### WHAT IS REQUIRED
How many lines of these entries hold the string "from"? Answer with the number alone.

### TASK INPUTS

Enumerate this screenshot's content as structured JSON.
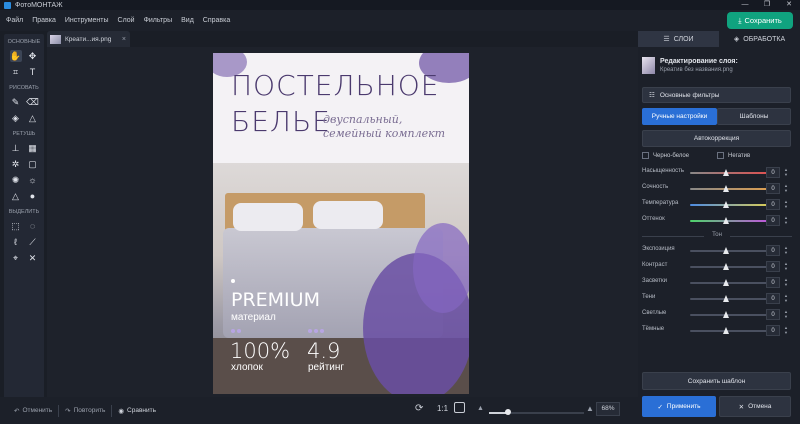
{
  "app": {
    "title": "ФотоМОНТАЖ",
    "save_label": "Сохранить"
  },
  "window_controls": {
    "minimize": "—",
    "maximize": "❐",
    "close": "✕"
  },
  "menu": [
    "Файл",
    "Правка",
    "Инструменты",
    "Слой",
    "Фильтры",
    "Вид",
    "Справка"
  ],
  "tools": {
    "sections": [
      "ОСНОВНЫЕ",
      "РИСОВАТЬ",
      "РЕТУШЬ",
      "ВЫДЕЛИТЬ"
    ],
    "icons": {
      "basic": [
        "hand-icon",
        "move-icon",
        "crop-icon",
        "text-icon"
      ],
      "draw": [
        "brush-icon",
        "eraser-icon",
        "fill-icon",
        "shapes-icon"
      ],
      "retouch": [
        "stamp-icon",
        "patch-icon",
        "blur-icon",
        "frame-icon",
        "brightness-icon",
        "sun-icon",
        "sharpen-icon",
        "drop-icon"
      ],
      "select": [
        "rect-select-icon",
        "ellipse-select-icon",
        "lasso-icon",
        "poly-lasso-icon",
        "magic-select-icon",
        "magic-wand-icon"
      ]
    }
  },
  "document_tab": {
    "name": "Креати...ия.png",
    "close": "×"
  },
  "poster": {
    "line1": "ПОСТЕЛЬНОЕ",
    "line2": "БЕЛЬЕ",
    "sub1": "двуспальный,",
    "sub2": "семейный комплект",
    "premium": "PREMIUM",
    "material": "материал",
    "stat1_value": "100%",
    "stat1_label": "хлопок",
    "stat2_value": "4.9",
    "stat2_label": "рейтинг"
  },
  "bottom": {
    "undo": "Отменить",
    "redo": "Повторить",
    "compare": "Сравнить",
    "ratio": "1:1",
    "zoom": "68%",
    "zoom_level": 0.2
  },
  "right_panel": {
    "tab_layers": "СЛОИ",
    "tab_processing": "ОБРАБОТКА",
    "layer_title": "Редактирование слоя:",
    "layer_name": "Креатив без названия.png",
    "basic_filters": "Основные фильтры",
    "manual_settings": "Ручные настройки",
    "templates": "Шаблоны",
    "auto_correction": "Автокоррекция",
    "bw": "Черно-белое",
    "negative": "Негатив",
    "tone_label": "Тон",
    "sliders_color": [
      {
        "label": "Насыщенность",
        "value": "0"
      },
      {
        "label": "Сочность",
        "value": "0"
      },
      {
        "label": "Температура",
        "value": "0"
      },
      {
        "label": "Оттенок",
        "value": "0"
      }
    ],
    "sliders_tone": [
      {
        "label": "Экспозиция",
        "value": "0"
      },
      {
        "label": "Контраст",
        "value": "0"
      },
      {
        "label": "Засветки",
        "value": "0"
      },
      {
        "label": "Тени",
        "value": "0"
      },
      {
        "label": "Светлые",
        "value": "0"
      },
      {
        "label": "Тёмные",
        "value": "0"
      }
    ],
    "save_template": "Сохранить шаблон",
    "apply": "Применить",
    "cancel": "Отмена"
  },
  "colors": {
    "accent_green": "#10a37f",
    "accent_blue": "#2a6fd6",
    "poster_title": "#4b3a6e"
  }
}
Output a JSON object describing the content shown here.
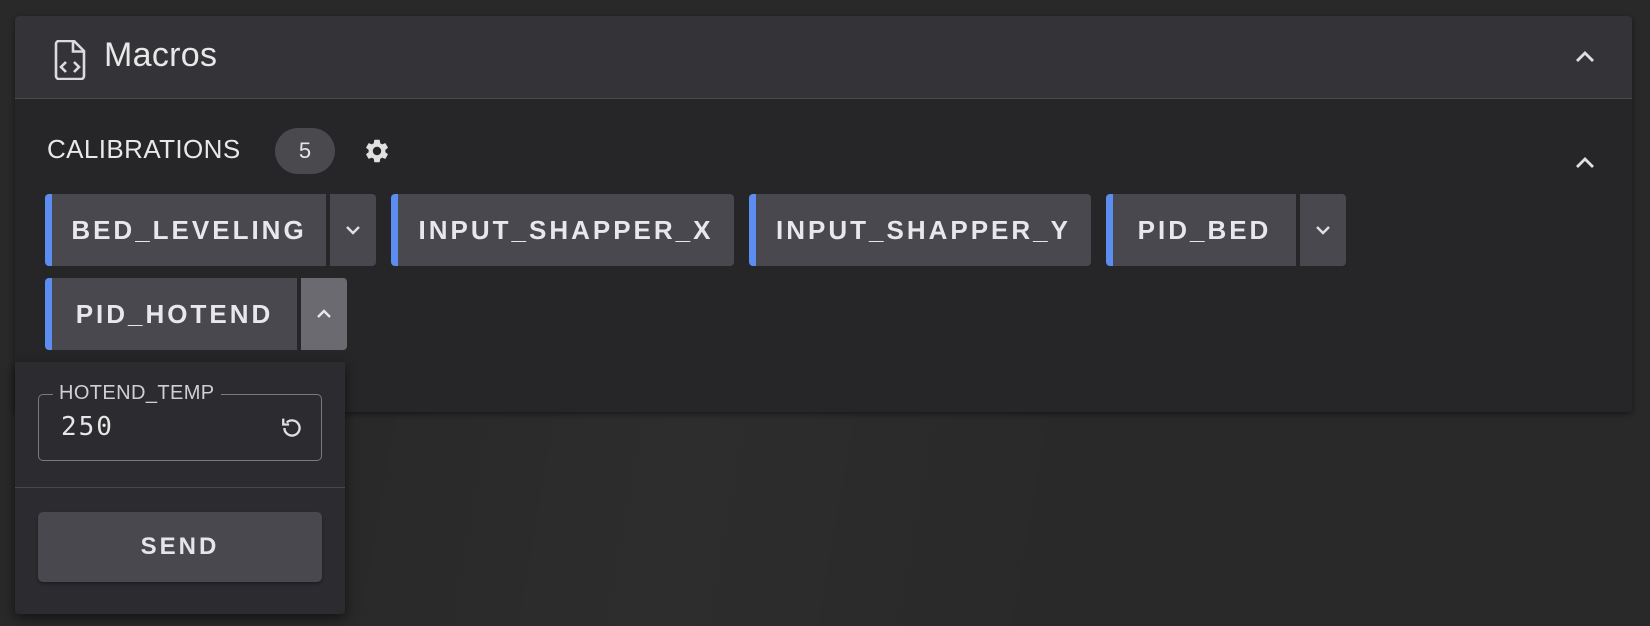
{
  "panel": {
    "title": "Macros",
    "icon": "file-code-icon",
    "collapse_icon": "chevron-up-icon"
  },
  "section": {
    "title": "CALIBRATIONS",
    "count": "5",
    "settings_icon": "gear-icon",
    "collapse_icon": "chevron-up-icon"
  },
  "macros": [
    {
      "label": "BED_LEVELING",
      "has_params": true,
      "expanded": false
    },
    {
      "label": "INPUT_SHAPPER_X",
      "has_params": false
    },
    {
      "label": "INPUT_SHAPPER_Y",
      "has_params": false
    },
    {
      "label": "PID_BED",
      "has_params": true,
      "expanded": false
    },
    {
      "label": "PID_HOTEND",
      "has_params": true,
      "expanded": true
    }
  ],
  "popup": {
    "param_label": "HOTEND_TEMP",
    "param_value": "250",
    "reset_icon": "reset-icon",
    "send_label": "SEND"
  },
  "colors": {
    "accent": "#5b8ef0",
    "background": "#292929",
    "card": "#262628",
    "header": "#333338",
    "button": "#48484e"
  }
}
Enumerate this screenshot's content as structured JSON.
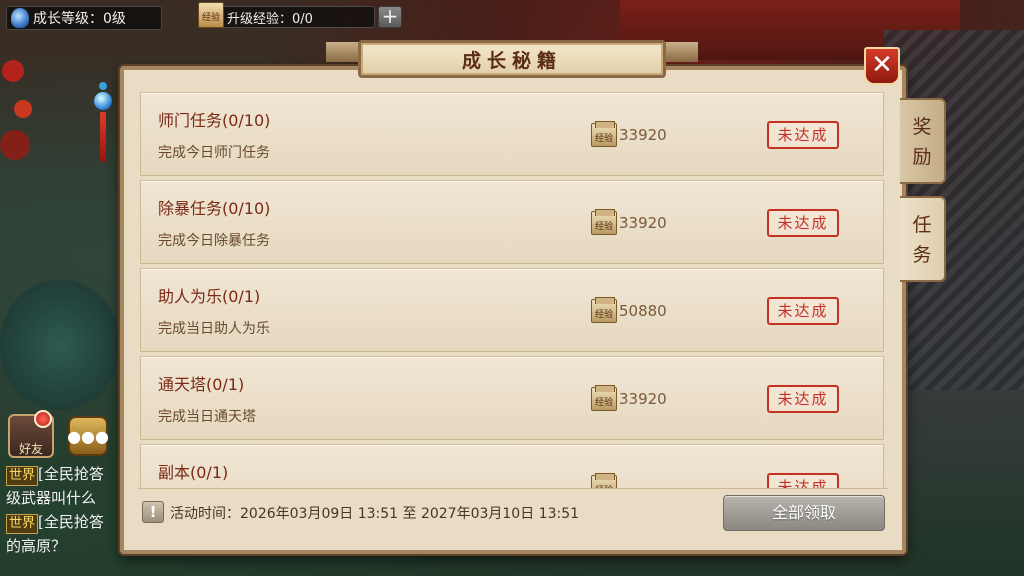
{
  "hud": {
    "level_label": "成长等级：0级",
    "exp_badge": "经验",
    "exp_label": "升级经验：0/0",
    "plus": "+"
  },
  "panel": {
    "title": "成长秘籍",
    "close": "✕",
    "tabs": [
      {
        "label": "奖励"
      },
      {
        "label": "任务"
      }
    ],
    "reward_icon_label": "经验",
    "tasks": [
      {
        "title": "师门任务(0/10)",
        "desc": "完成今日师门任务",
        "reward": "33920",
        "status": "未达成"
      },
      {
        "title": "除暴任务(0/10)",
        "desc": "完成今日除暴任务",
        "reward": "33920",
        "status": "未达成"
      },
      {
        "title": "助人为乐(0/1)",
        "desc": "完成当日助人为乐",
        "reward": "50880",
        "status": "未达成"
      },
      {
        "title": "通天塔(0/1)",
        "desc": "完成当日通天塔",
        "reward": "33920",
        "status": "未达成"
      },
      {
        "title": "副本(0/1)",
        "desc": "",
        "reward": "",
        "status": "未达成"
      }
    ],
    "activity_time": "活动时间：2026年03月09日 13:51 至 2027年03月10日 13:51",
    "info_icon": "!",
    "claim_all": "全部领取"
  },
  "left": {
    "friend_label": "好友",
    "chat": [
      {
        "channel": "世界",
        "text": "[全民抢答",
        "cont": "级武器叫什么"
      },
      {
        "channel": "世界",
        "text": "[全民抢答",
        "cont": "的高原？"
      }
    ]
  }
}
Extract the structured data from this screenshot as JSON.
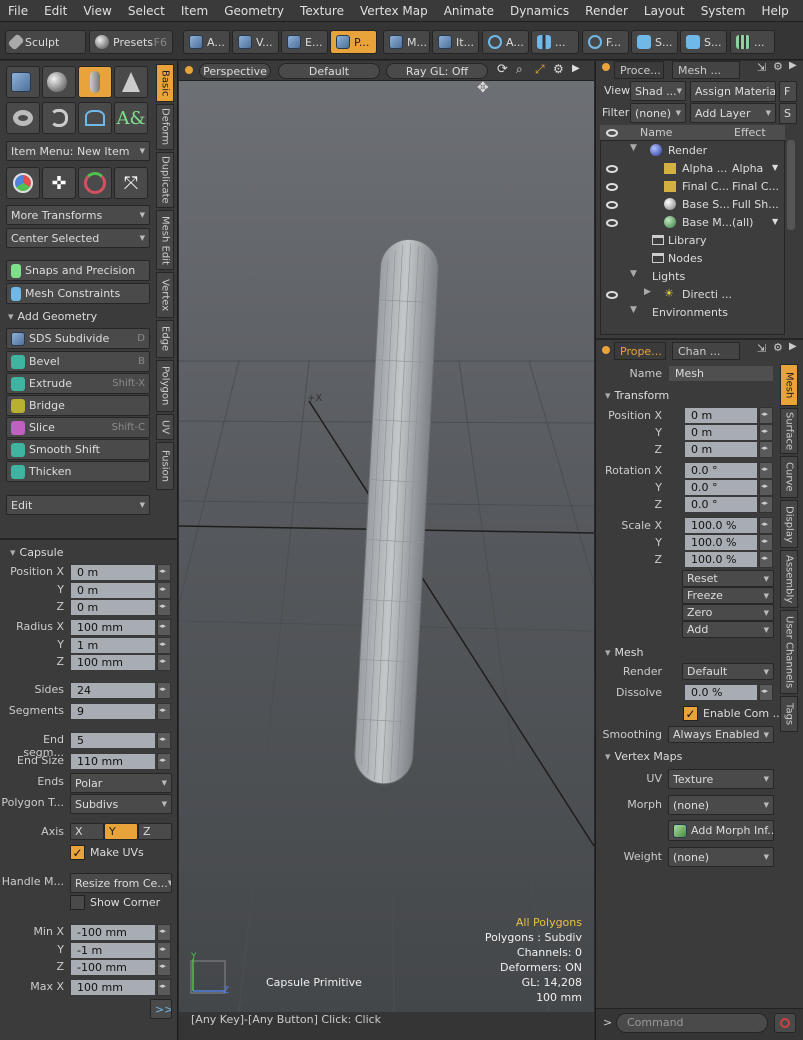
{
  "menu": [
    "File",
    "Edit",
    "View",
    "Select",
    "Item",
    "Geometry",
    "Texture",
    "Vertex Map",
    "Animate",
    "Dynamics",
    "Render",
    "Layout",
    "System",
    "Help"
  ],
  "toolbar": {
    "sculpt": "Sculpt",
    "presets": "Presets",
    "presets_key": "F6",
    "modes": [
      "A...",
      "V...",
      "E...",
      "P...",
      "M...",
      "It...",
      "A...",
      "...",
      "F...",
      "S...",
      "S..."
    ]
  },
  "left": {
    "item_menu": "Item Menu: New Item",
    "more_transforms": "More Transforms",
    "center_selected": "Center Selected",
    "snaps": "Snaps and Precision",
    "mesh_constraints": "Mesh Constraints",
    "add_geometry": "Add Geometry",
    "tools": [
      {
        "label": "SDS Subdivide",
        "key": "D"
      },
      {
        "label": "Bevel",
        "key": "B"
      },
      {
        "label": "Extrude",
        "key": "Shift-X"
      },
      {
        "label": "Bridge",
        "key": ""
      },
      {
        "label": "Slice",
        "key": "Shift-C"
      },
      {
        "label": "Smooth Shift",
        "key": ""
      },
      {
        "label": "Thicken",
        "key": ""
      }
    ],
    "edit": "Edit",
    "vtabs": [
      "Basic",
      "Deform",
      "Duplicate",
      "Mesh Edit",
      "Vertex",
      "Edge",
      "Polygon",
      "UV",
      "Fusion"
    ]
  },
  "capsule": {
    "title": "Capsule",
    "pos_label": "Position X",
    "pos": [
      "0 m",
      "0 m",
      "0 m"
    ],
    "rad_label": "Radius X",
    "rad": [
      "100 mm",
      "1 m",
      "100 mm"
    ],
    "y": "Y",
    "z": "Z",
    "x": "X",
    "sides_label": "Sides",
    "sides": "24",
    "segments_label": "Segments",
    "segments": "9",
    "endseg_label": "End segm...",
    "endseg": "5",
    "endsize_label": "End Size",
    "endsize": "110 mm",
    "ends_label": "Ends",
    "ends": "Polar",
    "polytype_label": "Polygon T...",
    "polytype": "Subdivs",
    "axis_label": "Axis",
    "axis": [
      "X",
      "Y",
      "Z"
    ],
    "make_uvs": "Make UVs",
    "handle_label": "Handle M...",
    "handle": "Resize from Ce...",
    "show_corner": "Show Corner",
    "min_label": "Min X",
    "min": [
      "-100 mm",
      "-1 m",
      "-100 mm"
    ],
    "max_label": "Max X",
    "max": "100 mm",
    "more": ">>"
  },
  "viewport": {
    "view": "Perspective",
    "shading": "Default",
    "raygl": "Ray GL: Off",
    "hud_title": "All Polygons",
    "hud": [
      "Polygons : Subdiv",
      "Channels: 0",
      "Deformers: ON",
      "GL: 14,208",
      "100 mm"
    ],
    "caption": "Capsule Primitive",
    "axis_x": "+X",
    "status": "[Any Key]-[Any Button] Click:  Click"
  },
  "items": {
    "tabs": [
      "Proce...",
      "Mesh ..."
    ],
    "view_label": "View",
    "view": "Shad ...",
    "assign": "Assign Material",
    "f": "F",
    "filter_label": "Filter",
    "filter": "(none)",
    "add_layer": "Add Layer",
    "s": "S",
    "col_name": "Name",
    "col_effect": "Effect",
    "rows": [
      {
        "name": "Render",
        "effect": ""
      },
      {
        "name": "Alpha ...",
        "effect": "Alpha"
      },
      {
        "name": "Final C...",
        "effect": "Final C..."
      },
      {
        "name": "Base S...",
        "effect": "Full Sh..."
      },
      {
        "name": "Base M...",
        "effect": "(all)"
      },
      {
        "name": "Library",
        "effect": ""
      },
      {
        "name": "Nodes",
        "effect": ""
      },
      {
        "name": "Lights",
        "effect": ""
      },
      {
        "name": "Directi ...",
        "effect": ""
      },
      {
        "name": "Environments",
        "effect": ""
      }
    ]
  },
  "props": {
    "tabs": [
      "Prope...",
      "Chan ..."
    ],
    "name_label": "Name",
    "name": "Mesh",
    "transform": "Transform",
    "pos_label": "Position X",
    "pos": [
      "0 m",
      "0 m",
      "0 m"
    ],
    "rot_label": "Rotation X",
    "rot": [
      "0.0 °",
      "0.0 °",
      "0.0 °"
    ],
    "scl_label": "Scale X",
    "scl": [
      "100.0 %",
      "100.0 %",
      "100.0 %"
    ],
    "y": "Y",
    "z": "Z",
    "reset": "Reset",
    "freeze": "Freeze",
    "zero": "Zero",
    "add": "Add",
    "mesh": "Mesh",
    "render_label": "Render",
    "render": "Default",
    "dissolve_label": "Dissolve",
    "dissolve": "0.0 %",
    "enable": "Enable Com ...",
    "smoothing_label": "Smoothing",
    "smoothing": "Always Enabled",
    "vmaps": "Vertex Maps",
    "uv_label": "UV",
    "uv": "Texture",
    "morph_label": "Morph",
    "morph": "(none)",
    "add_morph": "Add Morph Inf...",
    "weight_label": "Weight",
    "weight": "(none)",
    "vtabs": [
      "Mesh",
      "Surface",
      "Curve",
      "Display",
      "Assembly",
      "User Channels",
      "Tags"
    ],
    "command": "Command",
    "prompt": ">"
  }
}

### TASK SOLUTION
2